-- start of EXCERPTED RECORDS --
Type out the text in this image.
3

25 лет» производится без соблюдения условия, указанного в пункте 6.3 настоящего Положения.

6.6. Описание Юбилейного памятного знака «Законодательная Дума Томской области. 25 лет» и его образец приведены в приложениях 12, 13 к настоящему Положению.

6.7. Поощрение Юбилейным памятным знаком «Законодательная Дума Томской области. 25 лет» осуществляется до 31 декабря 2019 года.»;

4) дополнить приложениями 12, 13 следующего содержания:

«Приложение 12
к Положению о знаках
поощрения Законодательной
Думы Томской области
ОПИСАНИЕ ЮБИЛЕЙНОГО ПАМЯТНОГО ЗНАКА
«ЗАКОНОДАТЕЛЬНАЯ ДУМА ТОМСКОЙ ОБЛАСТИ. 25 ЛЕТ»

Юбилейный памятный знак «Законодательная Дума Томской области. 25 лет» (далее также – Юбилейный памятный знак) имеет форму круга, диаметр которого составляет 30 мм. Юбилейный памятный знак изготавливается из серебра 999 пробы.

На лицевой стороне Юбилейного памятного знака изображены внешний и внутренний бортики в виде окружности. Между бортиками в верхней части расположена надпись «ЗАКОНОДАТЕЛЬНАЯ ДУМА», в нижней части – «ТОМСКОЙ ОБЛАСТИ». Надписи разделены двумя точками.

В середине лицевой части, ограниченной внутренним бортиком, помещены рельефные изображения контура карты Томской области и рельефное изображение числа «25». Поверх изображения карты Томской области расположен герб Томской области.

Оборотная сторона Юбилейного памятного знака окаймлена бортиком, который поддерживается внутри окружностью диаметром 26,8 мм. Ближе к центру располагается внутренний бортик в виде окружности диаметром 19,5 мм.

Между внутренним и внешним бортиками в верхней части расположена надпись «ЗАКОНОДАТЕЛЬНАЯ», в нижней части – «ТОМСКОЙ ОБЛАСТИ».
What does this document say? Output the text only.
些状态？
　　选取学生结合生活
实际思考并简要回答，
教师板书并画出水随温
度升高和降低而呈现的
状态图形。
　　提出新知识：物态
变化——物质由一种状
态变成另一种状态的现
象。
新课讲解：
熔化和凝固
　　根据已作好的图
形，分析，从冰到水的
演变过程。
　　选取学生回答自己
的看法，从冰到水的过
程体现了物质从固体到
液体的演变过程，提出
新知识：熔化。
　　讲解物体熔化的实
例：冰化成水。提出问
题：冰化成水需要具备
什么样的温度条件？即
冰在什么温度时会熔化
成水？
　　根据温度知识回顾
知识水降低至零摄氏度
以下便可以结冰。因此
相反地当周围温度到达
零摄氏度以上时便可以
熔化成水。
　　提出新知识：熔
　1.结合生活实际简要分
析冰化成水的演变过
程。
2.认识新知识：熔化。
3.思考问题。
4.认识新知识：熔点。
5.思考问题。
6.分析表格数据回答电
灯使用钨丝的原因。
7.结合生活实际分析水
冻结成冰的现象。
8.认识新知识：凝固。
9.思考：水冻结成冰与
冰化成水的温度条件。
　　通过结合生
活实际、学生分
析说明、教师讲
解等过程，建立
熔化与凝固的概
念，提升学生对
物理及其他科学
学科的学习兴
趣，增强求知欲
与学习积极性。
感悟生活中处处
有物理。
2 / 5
-- end of EXCERPTED RECORDS --
• [PROBLEM DETAILS]
Hand back the material above in full, exactly as written.

• [WORKED SOLUTION]
Type out the text in this image.
3

25 лет» производится без соблюдения условия, указанного в пункте 6.3 настоящего Положения.

6.6. Описание Юбилейного памятного знака «Законодательная Дума Томской области. 25 лет» и его образец приведены в приложениях 12, 13 к настоящему Положению.

6.7. Поощрение Юбилейным памятным знаком «Законодательная Дума Томской области. 25 лет» осуществляется до 31 декабря 2019 года.»;

4) дополнить приложениями 12, 13 следующего содержания:

«Приложение 12
к Положению о знаках
поощрения Законодательной
Думы Томской области
ОПИСАНИЕ ЮБИЛЕЙНОГО ПАМЯТНОГО ЗНАКА
«ЗАКОНОДАТЕЛЬНАЯ ДУМА ТОМСКОЙ ОБЛАСТИ. 25 ЛЕТ»

Юбилейный памятный знак «Законодательная Дума Томской области. 25 лет» (далее также – Юбилейный памятный знак) имеет форму круга, диаметр которого составляет 30 мм. Юбилейный памятный знак изготавливается из серебра 999 пробы.

На лицевой стороне Юбилейного памятного знака изображены внешний и внутренний бортики в виде окружности. Между бортиками в верхней части расположена надпись «ЗАКОНОДАТЕЛЬНАЯ ДУМА», в нижней части – «ТОМСКОЙ ОБЛАСТИ». Надписи разделены двумя точками.

В середине лицевой части, ограниченной внутренним бортиком, помещены рельефные изображения контура карты Томской области и рельефное изображение числа «25». Поверх изображения карты Томской области расположен герб Томской области.

Оборотная сторона Юбилейного памятного знака окаймлена бортиком, который поддерживается внутри окружностью диаметром 26,8 мм. Ближе к центру располагается внутренний бортик в виде окружности диаметром 19,5 мм.

Между внутренним и внешним бортиками в верхней части расположена надпись «ЗАКОНОДАТЕЛЬНАЯ», в нижней части – «ТОМСКОЙ ОБЛАСТИ».
What does this document say? Output the text only.
些状态？
　　选取学生结合生活
实际思考并简要回答，
教师板书并画出水随温
度升高和降低而呈现的
状态图形。
　　提出新知识：物态
变化——物质由一种状
态变成另一种状态的现
象。
新课讲解：
熔化和凝固
　　根据已作好的图
形，分析，从冰到水的
演变过程。
　　选取学生回答自己
的看法，从冰到水的过
程体现了物质从固体到
液体的演变过程，提出
新知识：熔化。
　　讲解物体熔化的实
例：冰化成水。提出问
题：冰化成水需要具备
什么样的温度条件？即
冰在什么温度时会熔化
成水？
　　根据温度知识回顾
知识水降低至零摄氏度
以下便可以结冰。因此
相反地当周围温度到达
零摄氏度以上时便可以
熔化成水。
　　提出新知识：熔
　1.结合生活实际简要分
析冰化成水的演变过
程。
2.认识新知识：熔化。
3.思考问题。
4.认识新知识：熔点。
5.思考问题。
6.分析表格数据回答电
灯使用钨丝的原因。
7.结合生活实际分析水
冻结成冰的现象。
8.认识新知识：凝固。
9.思考：水冻结成冰与
冰化成水的温度条件。
　　通过结合生
活实际、学生分
析说明、教师讲
解等过程，建立
熔化与凝固的概
念，提升学生对
物理及其他科学
学科的学习兴
趣，增强求知欲
与学习积极性。
感悟生活中处处
有物理。
2 / 5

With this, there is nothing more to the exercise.